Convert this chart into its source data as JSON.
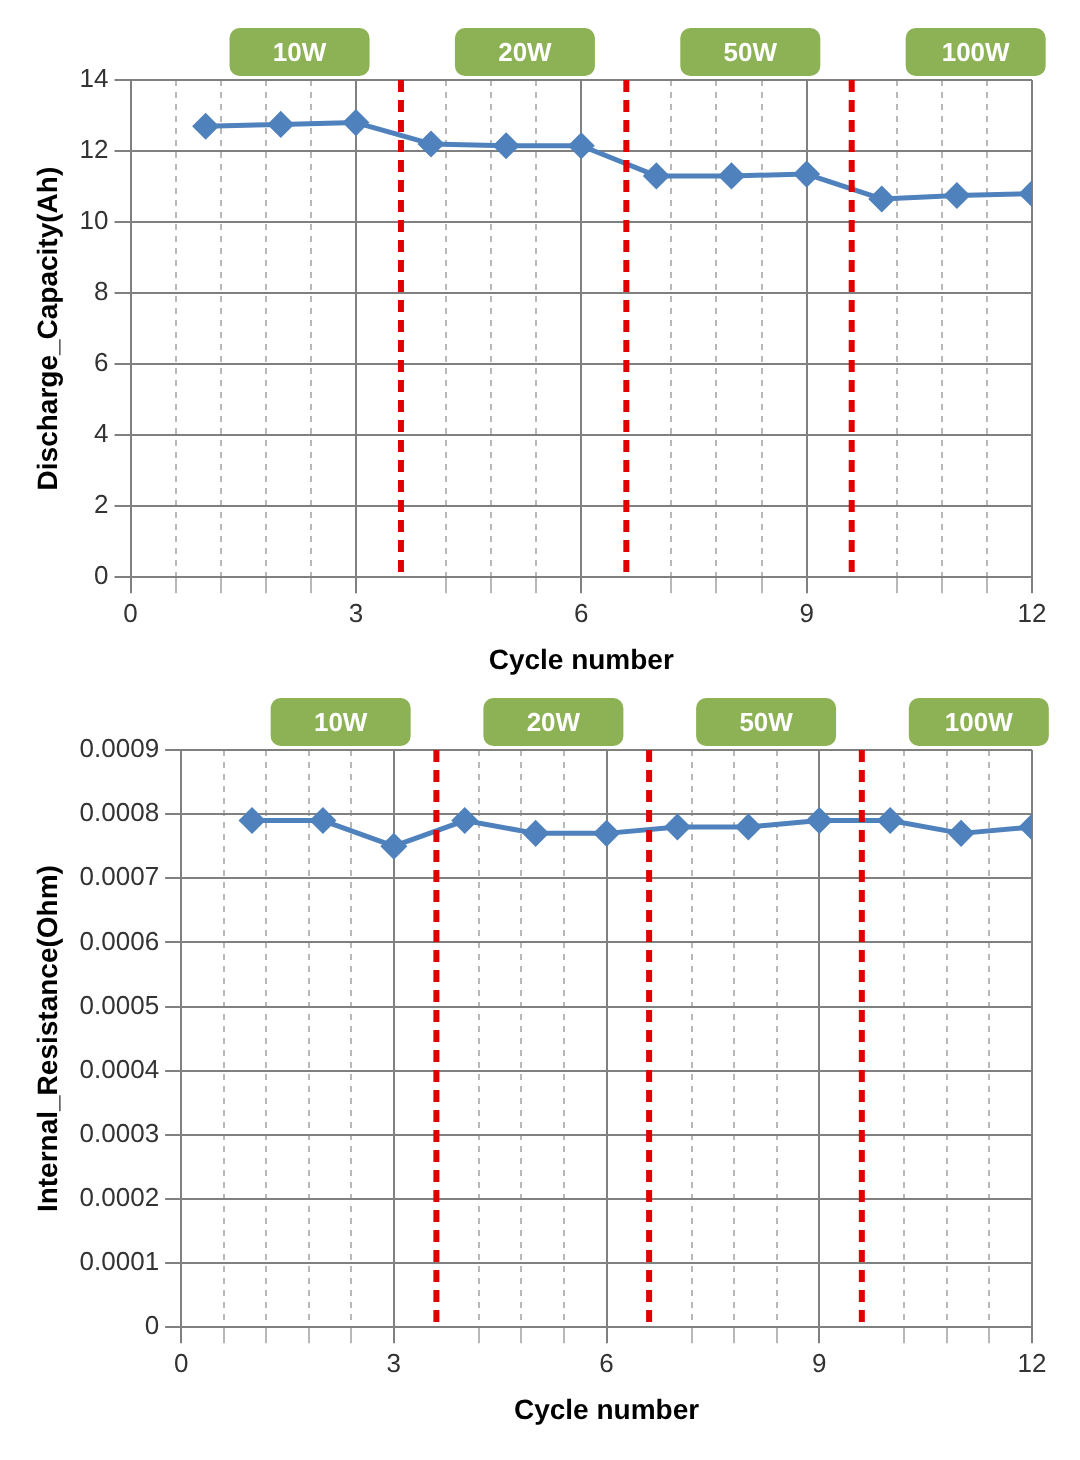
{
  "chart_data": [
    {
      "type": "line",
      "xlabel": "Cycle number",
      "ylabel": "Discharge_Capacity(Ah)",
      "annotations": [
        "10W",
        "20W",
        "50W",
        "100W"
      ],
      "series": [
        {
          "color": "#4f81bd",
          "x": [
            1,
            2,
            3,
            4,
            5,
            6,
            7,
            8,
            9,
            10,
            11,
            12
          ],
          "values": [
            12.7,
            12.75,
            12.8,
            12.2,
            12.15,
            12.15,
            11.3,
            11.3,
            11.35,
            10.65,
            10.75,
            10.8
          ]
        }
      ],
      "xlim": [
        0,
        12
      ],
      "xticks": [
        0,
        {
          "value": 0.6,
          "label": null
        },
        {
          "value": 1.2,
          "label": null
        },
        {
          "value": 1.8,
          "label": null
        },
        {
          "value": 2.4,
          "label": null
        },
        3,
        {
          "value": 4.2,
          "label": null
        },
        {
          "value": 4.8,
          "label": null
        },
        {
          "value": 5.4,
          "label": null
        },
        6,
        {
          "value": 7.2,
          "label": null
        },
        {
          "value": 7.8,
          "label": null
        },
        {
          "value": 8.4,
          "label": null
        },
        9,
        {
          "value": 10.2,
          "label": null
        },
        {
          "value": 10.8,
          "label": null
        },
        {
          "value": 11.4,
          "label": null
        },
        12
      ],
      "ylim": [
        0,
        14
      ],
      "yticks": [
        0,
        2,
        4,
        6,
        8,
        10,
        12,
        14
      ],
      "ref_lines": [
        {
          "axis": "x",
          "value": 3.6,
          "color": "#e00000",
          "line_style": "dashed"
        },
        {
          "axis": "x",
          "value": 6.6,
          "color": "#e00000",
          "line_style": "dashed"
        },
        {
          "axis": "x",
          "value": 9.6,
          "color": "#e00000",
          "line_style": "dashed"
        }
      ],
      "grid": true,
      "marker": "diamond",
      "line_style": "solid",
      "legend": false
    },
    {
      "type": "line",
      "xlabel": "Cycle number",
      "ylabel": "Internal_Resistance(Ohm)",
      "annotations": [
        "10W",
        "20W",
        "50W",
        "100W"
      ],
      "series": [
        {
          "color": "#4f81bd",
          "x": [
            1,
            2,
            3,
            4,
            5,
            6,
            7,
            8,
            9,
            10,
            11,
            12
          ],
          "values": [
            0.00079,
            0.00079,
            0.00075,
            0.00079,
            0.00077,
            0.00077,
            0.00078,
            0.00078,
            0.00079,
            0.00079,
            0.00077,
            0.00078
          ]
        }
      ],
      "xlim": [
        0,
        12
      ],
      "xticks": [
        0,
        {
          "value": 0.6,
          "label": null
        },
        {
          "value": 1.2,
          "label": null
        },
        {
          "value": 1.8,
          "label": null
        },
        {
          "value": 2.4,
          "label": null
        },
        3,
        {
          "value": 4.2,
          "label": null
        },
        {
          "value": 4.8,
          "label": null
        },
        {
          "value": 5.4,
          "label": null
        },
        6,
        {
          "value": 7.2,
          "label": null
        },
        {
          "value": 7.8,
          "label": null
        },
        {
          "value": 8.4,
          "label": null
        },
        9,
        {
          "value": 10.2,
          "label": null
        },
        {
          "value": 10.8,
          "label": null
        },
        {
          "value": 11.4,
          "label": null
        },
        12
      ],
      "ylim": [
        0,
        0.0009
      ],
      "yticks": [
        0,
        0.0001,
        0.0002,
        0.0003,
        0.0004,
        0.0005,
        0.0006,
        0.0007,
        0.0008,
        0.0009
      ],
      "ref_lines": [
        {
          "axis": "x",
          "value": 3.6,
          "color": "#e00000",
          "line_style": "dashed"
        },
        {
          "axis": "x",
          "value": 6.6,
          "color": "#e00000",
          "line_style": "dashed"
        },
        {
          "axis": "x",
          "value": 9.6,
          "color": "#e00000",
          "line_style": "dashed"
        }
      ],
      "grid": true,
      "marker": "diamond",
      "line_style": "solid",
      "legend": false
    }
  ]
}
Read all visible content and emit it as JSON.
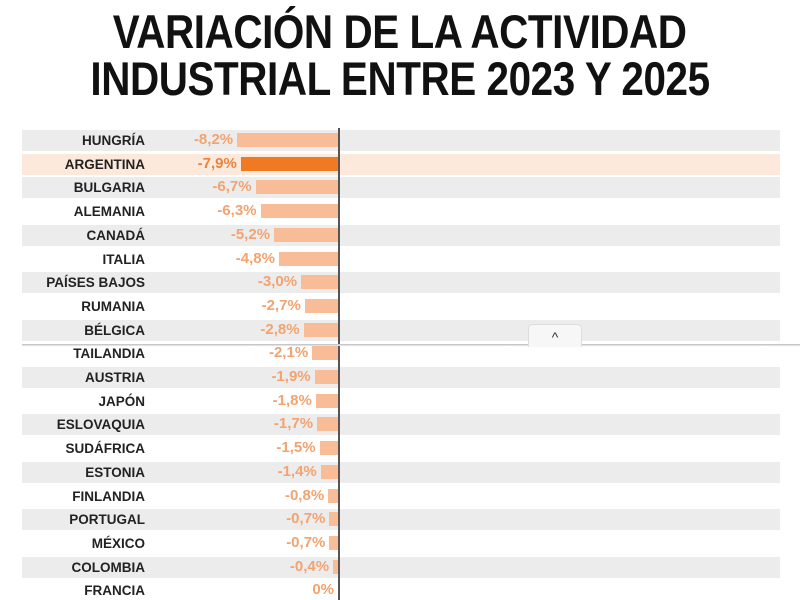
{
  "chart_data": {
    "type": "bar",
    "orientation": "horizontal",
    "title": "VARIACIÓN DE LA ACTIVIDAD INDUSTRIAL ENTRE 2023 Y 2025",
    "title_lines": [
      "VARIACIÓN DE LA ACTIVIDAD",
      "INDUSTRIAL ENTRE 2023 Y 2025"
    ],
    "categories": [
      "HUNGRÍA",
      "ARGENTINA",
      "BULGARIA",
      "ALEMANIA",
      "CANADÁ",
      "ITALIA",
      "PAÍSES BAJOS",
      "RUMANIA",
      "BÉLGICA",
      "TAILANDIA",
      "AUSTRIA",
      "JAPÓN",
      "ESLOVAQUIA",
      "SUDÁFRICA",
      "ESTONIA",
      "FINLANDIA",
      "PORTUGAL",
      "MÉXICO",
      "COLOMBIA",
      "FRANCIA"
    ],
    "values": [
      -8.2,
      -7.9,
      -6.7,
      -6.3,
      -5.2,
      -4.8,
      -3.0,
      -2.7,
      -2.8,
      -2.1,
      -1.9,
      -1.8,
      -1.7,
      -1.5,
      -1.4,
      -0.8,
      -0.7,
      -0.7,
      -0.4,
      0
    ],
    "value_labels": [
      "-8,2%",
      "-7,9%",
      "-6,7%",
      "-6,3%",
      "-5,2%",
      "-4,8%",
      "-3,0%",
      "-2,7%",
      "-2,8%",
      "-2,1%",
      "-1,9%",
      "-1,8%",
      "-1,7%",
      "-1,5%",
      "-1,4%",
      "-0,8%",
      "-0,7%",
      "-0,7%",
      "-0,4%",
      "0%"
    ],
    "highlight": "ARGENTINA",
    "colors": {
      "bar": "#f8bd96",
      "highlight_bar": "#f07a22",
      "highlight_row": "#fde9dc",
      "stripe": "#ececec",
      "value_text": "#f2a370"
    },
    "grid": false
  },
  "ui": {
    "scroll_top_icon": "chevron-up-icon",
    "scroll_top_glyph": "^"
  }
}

---

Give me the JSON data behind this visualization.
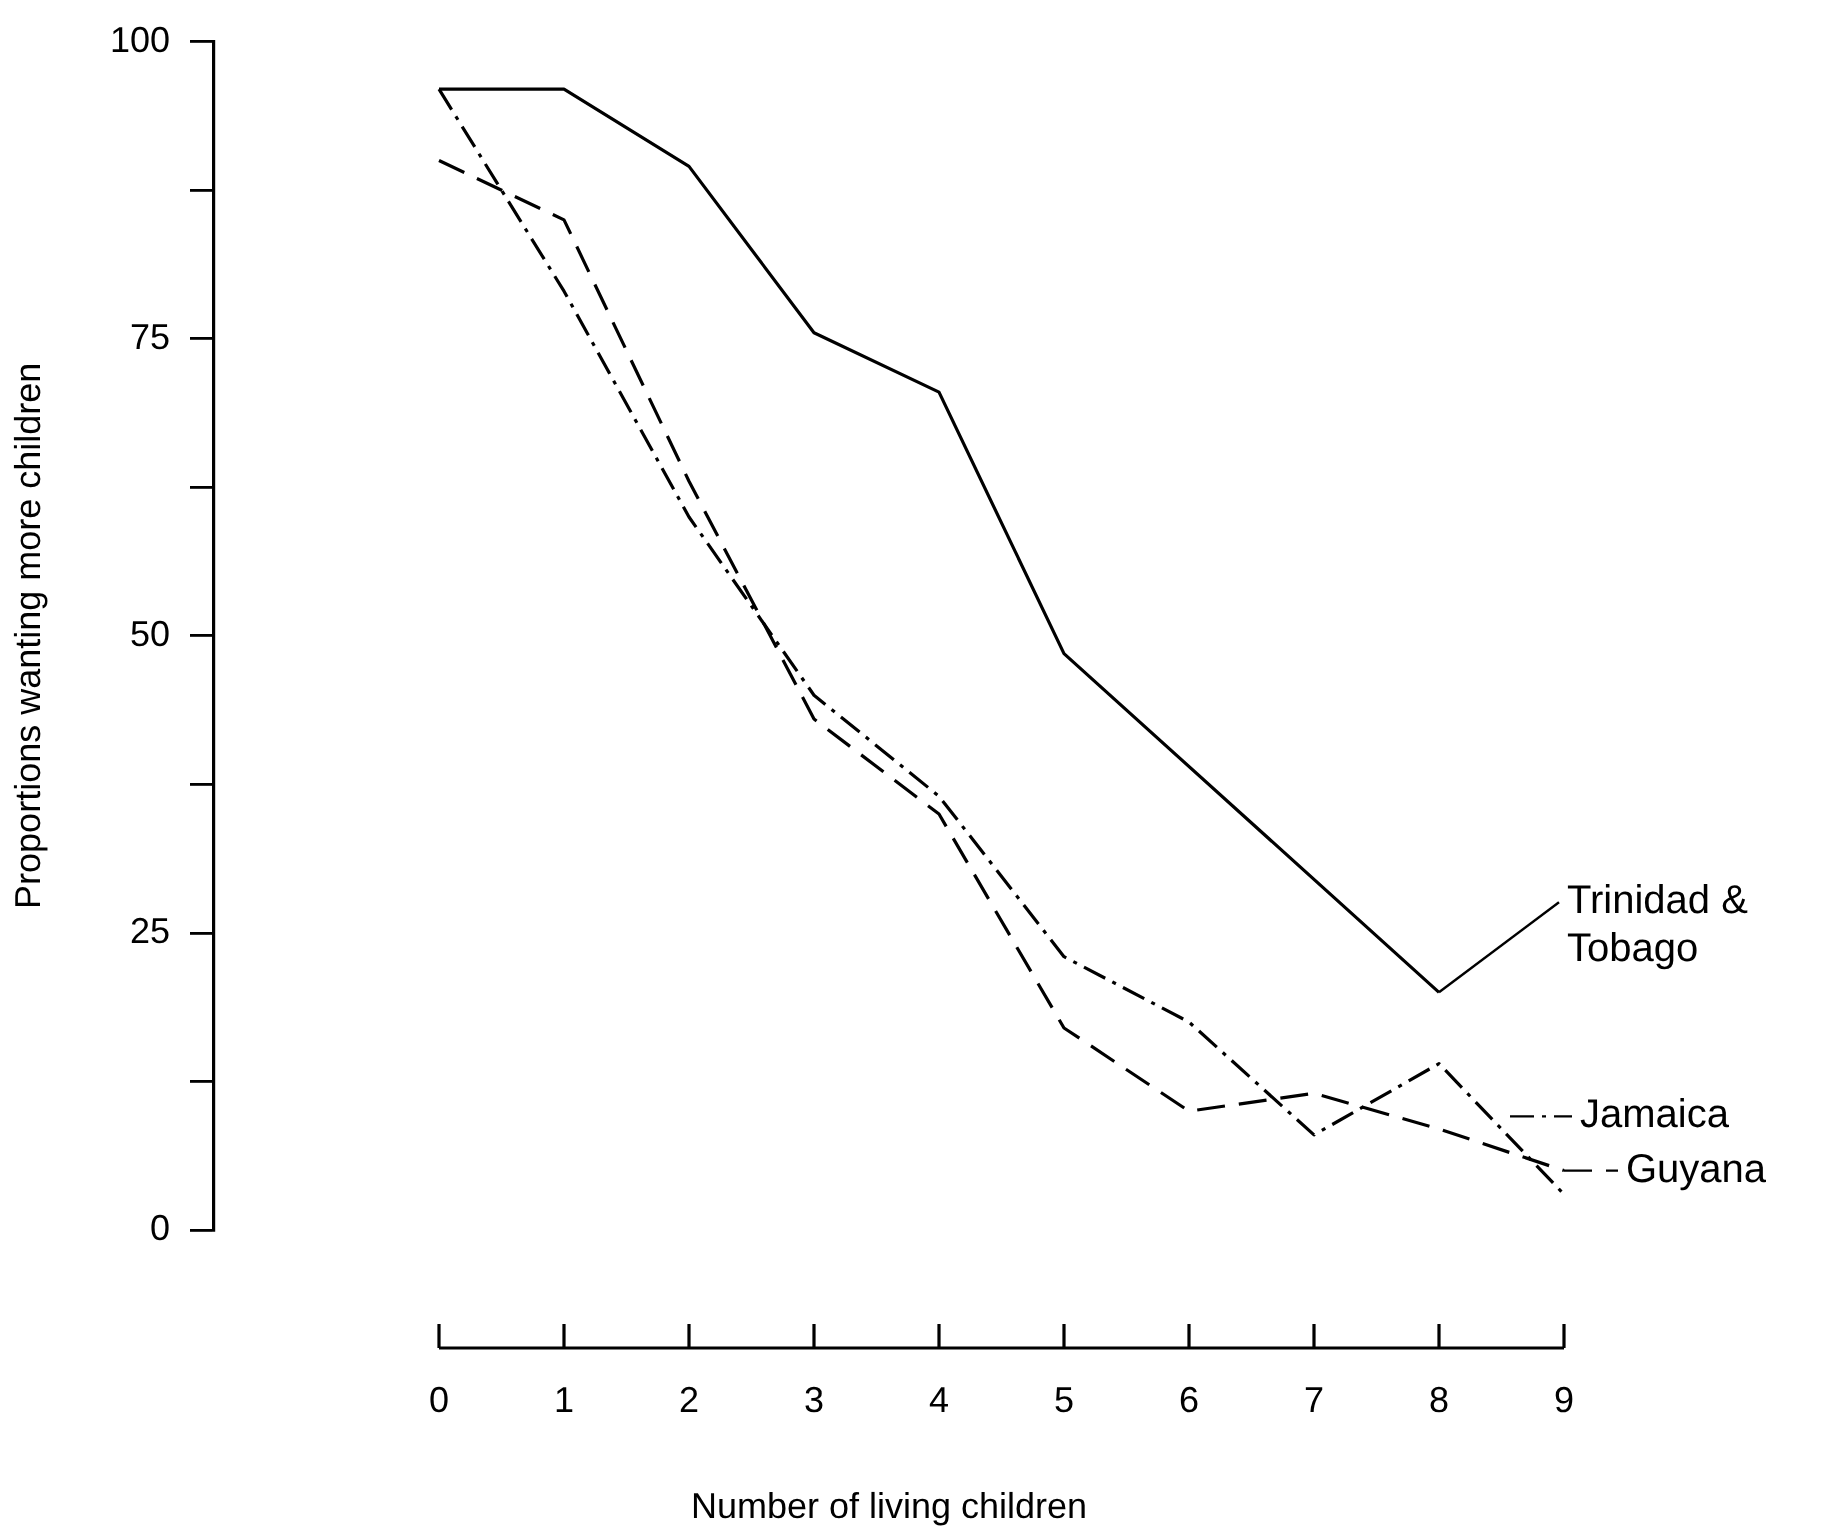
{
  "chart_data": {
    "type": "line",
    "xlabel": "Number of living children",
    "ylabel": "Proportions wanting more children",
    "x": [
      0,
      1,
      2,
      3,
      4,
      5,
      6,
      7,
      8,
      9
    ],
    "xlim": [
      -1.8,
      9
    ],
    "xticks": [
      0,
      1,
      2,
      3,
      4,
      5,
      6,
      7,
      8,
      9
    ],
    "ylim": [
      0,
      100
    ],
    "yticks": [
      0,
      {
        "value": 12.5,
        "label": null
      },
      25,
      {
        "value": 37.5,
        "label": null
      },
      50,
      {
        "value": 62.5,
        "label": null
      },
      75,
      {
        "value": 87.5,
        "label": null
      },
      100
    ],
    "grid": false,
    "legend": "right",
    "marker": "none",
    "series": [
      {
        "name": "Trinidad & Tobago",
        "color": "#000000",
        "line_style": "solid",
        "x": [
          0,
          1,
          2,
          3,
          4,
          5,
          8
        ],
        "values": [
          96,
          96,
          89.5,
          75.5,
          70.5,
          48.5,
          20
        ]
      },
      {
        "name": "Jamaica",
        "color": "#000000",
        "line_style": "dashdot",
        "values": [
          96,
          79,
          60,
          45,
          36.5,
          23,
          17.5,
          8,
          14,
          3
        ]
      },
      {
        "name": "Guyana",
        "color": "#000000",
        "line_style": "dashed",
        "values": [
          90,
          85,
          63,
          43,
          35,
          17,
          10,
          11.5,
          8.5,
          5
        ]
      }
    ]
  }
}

Work to complete
Identify each line in the records above containing the word "type"; copy those lines.

Answer to this task
      "type": "line",
      "type": "line",
    "type": "bar",
    "type": "line",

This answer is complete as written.